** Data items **
────────────────────

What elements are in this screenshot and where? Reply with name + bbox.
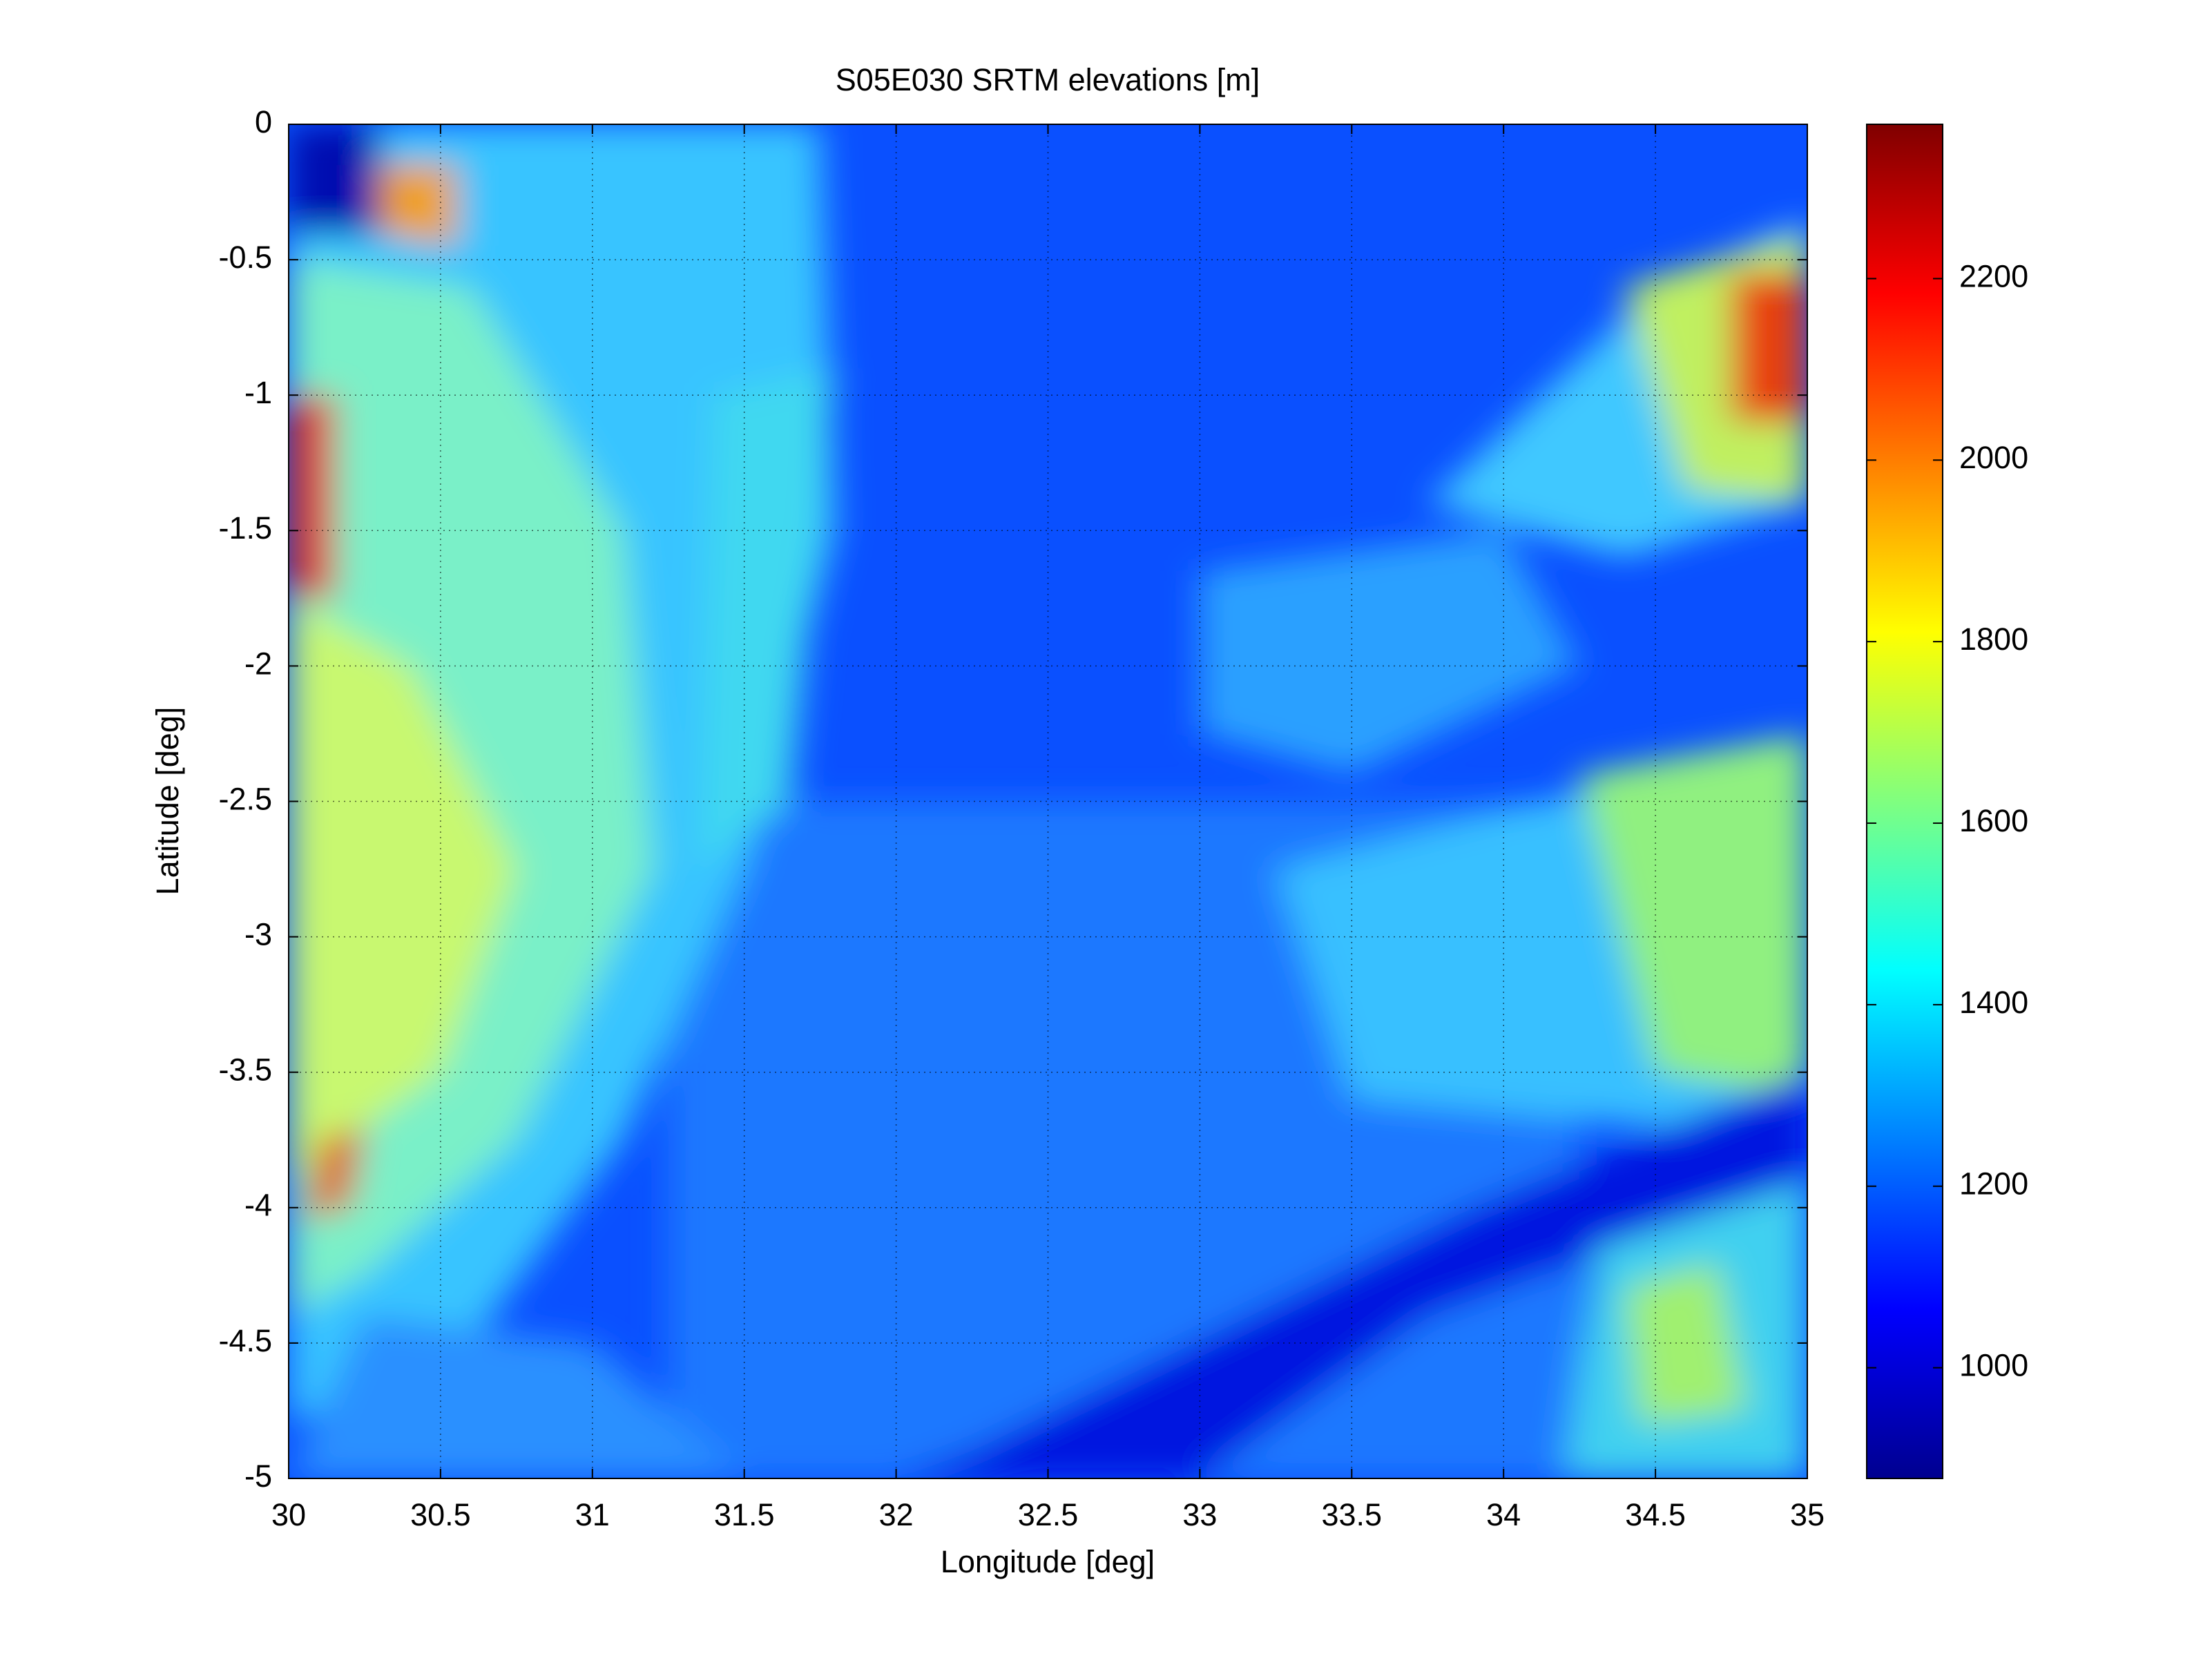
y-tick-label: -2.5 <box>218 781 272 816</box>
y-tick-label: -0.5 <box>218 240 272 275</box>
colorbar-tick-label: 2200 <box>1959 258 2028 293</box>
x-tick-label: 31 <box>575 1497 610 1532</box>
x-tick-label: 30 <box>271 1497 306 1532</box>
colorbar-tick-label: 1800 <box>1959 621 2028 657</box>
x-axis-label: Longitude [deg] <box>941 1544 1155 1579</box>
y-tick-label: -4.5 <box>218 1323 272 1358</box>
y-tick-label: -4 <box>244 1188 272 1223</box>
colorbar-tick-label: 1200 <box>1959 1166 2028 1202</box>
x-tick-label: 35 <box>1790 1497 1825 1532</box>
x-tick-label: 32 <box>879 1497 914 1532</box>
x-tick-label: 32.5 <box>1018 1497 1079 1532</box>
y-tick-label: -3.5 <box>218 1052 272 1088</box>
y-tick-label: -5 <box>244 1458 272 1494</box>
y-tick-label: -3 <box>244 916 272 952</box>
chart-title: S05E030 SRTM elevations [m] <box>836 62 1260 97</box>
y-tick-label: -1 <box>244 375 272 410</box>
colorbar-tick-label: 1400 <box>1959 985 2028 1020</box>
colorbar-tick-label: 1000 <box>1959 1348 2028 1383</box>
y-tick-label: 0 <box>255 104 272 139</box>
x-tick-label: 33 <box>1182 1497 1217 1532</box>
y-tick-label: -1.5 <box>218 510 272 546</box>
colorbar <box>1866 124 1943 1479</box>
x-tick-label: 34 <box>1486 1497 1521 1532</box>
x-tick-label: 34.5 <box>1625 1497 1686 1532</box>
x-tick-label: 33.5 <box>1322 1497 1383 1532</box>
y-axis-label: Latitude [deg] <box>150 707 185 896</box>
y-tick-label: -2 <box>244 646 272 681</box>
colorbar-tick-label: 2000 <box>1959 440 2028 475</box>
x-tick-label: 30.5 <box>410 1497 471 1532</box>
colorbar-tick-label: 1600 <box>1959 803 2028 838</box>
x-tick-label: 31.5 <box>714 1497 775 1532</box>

────────────────────

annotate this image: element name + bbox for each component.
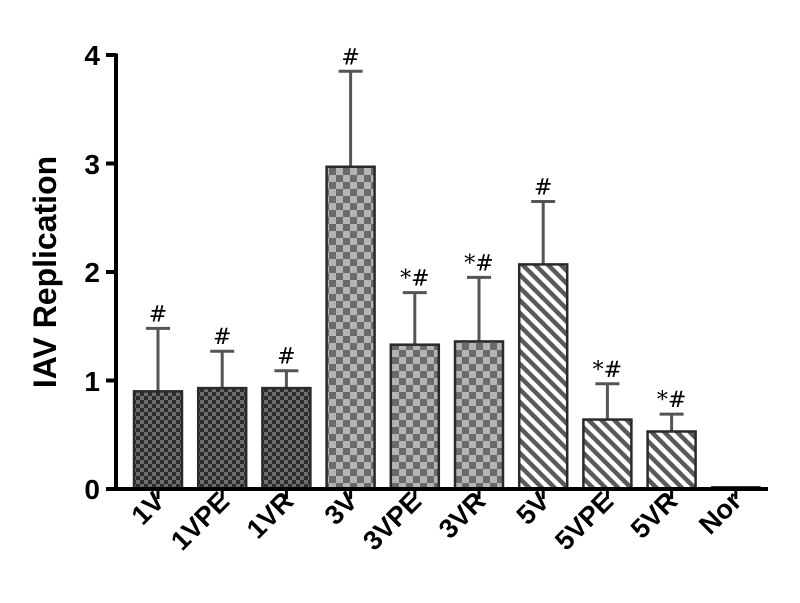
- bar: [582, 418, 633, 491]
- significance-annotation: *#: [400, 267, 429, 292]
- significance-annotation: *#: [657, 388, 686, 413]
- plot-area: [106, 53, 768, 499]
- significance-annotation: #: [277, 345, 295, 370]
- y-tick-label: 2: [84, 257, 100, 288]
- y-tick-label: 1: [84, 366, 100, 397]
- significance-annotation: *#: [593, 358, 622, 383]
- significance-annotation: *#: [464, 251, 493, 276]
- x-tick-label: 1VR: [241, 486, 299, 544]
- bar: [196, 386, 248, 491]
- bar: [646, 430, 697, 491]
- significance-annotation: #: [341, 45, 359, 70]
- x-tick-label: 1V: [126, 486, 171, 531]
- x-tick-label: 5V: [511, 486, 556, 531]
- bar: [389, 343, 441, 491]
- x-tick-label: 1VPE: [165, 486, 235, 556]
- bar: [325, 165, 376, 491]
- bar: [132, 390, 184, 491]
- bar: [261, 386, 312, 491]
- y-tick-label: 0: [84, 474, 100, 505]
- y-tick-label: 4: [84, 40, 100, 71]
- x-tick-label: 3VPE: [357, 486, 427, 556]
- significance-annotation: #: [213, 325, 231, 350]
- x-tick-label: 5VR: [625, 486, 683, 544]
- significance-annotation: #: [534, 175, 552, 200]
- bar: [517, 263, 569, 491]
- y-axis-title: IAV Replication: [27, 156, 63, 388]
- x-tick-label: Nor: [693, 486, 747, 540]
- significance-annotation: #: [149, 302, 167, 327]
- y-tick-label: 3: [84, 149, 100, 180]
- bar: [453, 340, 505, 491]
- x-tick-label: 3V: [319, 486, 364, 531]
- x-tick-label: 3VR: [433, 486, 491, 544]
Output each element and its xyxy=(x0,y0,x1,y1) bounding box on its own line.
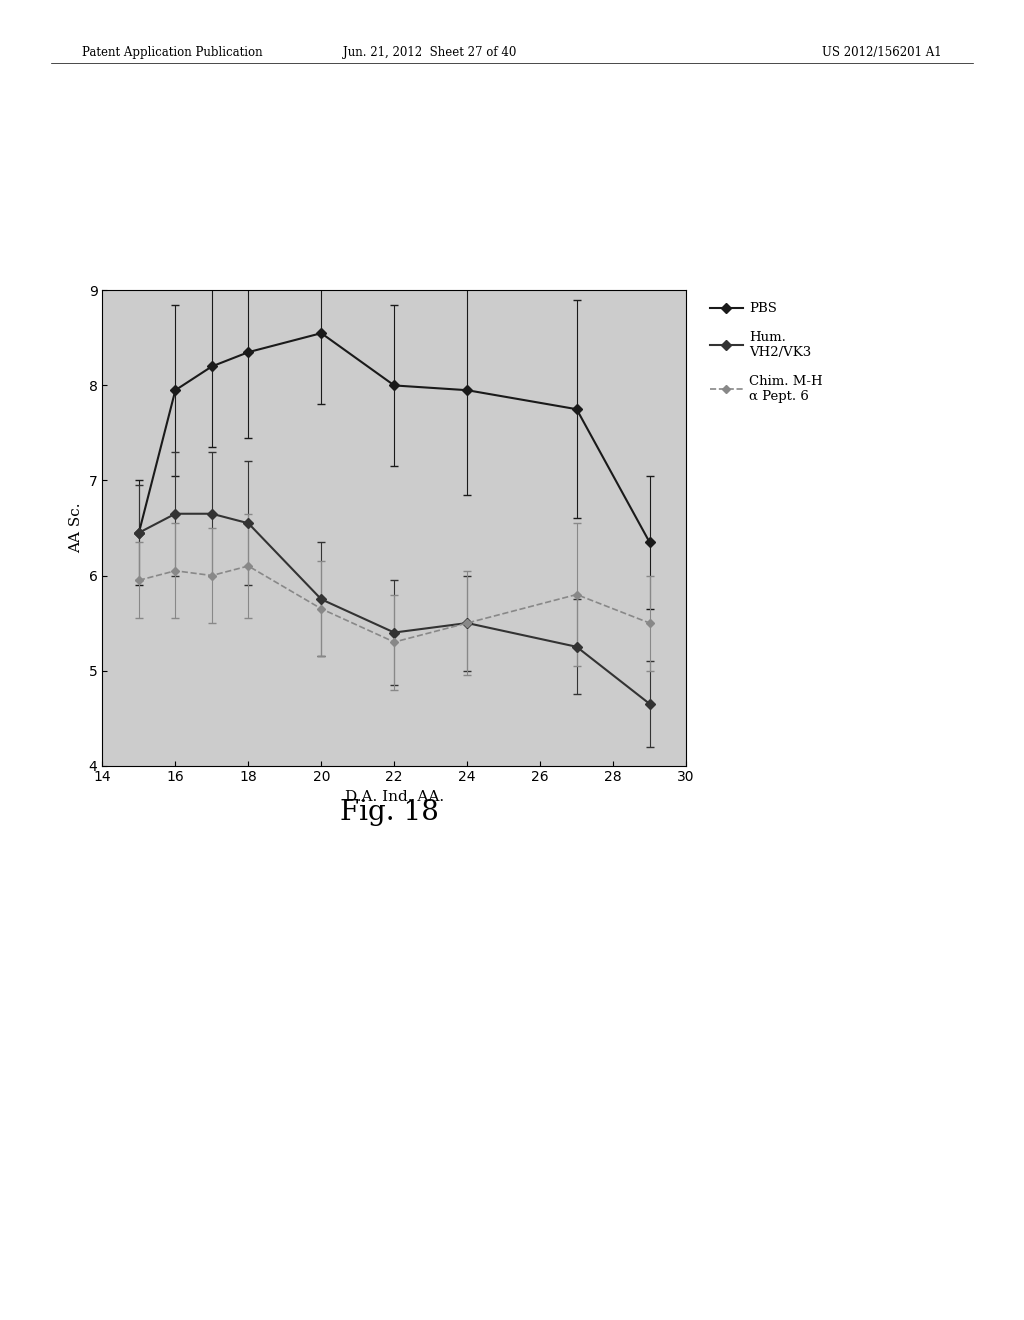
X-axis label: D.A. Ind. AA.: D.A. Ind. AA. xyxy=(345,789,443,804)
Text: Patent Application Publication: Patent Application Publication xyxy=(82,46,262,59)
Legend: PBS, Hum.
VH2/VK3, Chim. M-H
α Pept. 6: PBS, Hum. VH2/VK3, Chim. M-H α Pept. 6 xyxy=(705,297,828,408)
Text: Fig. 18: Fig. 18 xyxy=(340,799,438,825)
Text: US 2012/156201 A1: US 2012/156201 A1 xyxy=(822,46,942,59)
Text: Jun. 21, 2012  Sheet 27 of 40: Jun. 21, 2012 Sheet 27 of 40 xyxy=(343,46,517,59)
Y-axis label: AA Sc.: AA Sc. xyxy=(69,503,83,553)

────────────────────

** TASK BRIEF **
Reproduce, with no changes, every line of the data starting at the line containing "- bar: [582, 418, 633, 491]" and ending with the line containing "- y-tick-label: 1: [84, 366, 100, 397]", both included.

** WRITTEN RESPONSE **
- bar: [582, 418, 633, 491]
- significance-annotation: *#: [400, 267, 429, 292]
- significance-annotation: *#: [657, 388, 686, 413]
- plot-area: [106, 53, 768, 499]
- significance-annotation: #: [277, 345, 295, 370]
- y-tick-label: 2: [84, 257, 100, 288]
- y-tick-label: 1: [84, 366, 100, 397]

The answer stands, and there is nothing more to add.